◆ Task statement
Transcribe every line of the listing below without any deviation.

◆ Input
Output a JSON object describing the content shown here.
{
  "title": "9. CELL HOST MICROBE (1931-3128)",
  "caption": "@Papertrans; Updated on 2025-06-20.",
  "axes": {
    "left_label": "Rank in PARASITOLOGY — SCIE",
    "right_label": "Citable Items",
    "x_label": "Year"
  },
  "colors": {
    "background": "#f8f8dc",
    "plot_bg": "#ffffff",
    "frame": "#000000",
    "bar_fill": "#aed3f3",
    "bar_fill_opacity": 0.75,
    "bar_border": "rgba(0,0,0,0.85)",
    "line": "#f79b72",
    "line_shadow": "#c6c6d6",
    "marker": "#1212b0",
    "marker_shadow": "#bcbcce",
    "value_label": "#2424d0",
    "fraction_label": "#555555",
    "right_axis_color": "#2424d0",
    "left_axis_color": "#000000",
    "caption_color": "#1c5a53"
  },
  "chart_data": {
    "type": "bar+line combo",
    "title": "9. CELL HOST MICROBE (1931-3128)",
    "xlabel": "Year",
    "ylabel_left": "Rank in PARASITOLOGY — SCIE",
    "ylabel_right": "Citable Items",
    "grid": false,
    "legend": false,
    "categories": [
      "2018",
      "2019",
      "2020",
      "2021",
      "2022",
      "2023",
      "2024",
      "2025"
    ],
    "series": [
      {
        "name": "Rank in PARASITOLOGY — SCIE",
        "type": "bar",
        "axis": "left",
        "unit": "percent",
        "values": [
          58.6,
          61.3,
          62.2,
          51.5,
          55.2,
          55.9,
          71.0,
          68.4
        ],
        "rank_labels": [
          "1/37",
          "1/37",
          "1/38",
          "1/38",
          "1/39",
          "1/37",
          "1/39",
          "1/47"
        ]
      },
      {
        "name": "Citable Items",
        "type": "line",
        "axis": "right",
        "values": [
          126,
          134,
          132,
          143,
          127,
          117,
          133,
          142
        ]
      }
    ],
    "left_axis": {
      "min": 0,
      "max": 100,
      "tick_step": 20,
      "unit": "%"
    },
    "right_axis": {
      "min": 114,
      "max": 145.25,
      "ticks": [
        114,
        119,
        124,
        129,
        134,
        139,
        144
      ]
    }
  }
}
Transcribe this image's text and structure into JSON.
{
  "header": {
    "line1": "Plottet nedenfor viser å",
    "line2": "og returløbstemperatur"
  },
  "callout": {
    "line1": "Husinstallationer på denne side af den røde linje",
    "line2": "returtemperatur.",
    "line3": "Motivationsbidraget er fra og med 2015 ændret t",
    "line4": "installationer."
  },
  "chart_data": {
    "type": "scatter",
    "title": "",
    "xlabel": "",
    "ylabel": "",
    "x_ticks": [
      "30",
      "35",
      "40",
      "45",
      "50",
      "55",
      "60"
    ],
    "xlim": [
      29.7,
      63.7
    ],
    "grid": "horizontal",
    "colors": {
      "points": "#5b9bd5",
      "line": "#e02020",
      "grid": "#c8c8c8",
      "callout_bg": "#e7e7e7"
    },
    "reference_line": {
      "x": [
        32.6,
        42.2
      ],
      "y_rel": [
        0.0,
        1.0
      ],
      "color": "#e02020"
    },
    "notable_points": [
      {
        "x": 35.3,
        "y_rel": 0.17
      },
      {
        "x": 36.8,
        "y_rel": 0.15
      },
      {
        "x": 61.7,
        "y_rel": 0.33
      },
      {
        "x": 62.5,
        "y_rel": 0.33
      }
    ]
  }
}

◆ Solution
Output a JSON object describing the content shown here.
{
  "title": "9. CELL HOST MICROBE (1931-3128)",
  "caption": "@Papertrans; Updated on 2025-06-20.",
  "axes": {
    "left_label": "Rank in PARASITOLOGY — SCIE",
    "right_label": "Citable Items",
    "x_label": "Year"
  },
  "colors": {
    "background": "#f8f8dc",
    "plot_bg": "#ffffff",
    "frame": "#000000",
    "bar_fill": "#aed3f3",
    "bar_fill_opacity": 0.75,
    "bar_border": "rgba(0,0,0,0.85)",
    "line": "#f79b72",
    "line_shadow": "#c6c6d6",
    "marker": "#1212b0",
    "marker_shadow": "#bcbcce",
    "value_label": "#2424d0",
    "fraction_label": "#555555",
    "right_axis_color": "#2424d0",
    "left_axis_color": "#000000",
    "caption_color": "#1c5a53"
  },
  "chart_data": {
    "type": "bar+line combo",
    "title": "9. CELL HOST MICROBE (1931-3128)",
    "xlabel": "Year",
    "ylabel_left": "Rank in PARASITOLOGY — SCIE",
    "ylabel_right": "Citable Items",
    "grid": false,
    "legend": false,
    "categories": [
      "2018",
      "2019",
      "2020",
      "2021",
      "2022",
      "2023",
      "2024",
      "2025"
    ],
    "series": [
      {
        "name": "Rank in PARASITOLOGY — SCIE",
        "type": "bar",
        "axis": "left",
        "unit": "percent",
        "values": [
          58.6,
          61.3,
          62.2,
          51.5,
          55.2,
          55.9,
          71.0,
          68.4
        ],
        "rank_labels": [
          "1/37",
          "1/37",
          "1/38",
          "1/38",
          "1/39",
          "1/37",
          "1/39",
          "1/47"
        ]
      },
      {
        "name": "Citable Items",
        "type": "line",
        "axis": "right",
        "values": [
          126,
          134,
          132,
          143,
          127,
          117,
          133,
          142
        ]
      }
    ],
    "left_axis": {
      "min": 0,
      "max": 100,
      "tick_step": 20,
      "unit": "%"
    },
    "right_axis": {
      "min": 114,
      "max": 145.25,
      "ticks": [
        114,
        119,
        124,
        129,
        134,
        139,
        144
      ]
    }
  }
}
Transcribe this image's text and structure into JSON.
{
  "header": {
    "line1": "Plottet nedenfor viser å",
    "line2": "og returløbstemperatur"
  },
  "callout": {
    "line1": "Husinstallationer på denne side af den røde linje",
    "line2": "returtemperatur.",
    "line3": "Motivationsbidraget er fra og med 2015 ændret t",
    "line4": "installationer."
  },
  "chart_data": {
    "type": "scatter",
    "title": "",
    "xlabel": "",
    "ylabel": "",
    "x_ticks": [
      "30",
      "35",
      "40",
      "45",
      "50",
      "55",
      "60"
    ],
    "xlim": [
      29.7,
      63.7
    ],
    "grid": "horizontal",
    "colors": {
      "points": "#5b9bd5",
      "line": "#e02020",
      "grid": "#c8c8c8",
      "callout_bg": "#e7e7e7"
    },
    "reference_line": {
      "x": [
        32.6,
        42.2
      ],
      "y_rel": [
        0.0,
        1.0
      ],
      "color": "#e02020"
    },
    "notable_points": [
      {
        "x": 35.3,
        "y_rel": 0.17
      },
      {
        "x": 36.8,
        "y_rel": 0.15
      },
      {
        "x": 61.7,
        "y_rel": 0.33
      },
      {
        "x": 62.5,
        "y_rel": 0.33
      }
    ]
  }
}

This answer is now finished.